• STATED TASK:
Show each line from the listing that includes the word "движение".

• INPUT DATA:
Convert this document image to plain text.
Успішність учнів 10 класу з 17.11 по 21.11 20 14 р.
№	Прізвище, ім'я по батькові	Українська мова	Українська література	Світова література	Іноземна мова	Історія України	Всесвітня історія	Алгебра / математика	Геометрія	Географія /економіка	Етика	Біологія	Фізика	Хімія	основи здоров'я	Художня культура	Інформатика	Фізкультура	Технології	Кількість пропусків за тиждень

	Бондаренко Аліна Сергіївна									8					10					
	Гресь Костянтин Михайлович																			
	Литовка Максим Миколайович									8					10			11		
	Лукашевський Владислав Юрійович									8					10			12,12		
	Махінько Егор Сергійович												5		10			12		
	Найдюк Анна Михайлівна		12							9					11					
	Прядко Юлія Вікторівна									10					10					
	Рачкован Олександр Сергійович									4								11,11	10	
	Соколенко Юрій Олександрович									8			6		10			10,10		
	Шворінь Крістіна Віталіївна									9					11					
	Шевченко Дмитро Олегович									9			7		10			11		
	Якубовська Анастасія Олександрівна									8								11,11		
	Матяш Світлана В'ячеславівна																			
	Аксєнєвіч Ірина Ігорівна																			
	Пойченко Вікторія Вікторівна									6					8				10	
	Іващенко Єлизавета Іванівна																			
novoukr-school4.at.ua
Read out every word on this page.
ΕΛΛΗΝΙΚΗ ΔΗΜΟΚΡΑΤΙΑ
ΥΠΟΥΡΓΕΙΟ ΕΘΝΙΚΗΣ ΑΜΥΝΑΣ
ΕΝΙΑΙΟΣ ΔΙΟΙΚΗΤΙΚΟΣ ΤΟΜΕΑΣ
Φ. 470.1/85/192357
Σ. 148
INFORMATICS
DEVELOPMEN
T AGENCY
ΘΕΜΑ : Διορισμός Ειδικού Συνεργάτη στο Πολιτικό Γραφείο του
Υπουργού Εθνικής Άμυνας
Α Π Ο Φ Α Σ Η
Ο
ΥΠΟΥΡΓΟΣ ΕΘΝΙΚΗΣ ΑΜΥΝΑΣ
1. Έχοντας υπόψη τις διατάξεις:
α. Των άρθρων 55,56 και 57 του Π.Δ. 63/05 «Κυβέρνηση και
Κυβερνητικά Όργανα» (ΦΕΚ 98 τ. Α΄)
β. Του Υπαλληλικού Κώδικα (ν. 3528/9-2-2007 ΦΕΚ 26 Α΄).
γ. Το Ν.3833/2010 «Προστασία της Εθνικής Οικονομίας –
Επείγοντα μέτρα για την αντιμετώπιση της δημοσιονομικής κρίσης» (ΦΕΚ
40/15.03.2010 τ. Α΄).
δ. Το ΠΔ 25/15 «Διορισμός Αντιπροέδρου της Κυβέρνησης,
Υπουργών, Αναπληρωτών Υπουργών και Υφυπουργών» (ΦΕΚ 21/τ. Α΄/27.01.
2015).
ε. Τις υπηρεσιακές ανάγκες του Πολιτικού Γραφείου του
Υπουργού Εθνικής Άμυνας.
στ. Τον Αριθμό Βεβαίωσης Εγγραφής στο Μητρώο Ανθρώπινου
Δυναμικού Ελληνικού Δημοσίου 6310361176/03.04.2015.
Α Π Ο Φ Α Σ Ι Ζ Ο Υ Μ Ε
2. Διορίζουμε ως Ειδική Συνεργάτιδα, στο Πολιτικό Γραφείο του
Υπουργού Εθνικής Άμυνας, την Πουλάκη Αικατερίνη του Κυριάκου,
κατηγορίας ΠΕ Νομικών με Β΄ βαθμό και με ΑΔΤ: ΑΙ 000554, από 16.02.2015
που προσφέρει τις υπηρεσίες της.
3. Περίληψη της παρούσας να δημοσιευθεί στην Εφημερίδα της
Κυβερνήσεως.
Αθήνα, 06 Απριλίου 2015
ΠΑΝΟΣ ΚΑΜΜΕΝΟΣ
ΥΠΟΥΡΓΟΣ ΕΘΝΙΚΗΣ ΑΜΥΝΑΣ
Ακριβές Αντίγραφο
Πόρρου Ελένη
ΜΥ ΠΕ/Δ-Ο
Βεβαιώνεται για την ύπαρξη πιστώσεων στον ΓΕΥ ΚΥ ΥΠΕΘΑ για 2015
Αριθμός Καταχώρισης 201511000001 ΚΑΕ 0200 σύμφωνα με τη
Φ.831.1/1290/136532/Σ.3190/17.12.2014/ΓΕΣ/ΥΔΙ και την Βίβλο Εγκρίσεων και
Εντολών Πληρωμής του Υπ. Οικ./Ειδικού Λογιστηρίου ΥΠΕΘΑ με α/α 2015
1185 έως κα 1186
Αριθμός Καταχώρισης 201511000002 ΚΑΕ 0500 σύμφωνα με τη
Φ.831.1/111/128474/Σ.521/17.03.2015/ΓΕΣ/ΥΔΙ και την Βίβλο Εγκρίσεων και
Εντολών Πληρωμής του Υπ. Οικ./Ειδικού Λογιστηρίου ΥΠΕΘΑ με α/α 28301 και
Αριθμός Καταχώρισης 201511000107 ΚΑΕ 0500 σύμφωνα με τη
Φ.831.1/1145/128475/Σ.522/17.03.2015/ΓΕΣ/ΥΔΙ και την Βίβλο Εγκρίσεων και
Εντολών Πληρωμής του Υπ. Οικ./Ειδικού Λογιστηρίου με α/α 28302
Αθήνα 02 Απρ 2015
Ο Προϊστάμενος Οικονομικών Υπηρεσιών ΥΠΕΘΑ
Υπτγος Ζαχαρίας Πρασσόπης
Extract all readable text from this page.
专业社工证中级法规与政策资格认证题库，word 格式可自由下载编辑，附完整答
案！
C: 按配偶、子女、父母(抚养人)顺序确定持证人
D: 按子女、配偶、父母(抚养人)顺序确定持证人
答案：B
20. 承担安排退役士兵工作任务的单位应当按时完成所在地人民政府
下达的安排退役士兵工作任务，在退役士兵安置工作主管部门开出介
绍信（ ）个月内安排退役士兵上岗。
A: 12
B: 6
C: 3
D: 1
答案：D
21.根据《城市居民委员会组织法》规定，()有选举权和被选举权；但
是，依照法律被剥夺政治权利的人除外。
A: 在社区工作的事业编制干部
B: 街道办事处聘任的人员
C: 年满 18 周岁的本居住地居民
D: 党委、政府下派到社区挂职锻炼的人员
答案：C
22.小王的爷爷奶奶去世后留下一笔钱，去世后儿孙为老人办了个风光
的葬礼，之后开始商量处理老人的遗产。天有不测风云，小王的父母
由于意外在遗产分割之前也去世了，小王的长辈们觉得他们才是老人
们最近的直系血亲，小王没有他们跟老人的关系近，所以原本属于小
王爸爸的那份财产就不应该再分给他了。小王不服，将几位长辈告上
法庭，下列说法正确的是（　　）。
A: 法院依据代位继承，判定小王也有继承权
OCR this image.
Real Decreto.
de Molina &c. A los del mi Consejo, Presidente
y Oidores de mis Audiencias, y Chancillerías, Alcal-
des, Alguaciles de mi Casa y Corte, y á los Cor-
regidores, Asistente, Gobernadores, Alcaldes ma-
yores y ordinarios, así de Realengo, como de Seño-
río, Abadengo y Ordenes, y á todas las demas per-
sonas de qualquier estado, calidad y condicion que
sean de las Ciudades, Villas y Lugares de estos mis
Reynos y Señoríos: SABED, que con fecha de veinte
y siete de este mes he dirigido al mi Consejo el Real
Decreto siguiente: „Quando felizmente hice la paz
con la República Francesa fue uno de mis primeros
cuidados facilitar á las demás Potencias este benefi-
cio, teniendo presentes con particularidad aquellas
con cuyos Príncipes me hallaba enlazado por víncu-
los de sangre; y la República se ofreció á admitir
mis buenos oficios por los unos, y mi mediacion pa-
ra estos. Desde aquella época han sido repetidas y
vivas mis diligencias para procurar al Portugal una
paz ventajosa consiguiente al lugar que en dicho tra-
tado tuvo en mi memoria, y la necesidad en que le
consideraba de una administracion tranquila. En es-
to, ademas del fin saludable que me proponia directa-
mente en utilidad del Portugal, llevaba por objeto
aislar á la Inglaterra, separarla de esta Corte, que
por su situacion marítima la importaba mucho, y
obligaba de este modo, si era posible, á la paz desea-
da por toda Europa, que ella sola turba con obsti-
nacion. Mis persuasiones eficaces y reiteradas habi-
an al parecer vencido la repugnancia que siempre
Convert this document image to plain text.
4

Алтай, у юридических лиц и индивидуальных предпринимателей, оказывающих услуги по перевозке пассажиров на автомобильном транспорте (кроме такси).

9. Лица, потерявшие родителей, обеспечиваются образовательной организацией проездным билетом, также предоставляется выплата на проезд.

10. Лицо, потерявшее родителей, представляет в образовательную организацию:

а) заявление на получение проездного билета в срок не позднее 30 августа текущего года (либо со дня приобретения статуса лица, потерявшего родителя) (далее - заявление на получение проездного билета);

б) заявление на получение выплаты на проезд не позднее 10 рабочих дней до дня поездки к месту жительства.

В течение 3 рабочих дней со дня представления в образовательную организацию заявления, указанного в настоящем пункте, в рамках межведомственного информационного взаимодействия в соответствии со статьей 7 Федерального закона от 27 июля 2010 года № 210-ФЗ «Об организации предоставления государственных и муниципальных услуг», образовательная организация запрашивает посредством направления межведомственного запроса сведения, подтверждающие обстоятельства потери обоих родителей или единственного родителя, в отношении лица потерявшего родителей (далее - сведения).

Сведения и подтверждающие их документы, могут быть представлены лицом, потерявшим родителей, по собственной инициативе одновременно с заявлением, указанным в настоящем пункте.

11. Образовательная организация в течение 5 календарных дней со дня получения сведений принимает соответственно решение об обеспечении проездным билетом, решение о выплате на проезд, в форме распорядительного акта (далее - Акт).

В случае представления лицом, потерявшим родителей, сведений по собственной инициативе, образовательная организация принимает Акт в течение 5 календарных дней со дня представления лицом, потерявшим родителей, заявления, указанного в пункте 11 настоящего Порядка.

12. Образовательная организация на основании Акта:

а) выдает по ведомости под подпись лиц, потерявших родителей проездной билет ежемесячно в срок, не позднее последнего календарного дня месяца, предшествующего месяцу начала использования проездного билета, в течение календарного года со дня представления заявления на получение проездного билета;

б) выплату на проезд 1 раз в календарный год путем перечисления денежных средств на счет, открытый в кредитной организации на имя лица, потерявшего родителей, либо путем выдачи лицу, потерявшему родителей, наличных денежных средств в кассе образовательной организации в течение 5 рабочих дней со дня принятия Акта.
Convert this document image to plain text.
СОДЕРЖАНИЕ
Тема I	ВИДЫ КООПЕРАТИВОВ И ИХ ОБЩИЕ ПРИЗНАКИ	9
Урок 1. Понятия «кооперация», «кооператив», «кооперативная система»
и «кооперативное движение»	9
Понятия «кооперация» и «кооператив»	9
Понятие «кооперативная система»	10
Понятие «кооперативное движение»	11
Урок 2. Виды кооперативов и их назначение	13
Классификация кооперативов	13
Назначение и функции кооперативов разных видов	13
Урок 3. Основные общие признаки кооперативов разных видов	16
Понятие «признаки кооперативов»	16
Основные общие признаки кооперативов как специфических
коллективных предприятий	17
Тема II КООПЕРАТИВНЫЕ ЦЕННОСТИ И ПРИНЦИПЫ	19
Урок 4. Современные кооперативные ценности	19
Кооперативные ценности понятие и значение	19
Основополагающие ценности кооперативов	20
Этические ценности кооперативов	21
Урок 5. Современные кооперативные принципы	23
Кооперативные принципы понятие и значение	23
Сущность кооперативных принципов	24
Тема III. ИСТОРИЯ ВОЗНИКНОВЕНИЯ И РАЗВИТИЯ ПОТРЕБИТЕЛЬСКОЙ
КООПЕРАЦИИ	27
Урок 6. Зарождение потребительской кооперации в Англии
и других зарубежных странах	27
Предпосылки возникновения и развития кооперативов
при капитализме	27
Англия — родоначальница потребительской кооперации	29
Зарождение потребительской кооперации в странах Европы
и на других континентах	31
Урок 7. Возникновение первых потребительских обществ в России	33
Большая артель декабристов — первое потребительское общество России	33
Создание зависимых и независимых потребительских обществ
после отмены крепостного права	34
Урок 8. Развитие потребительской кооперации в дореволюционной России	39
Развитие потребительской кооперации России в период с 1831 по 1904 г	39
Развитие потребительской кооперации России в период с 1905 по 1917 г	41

• EXERCISE RESPONSE:
и «кооперативное движение»	9
Понятие «кооперативное движение»	11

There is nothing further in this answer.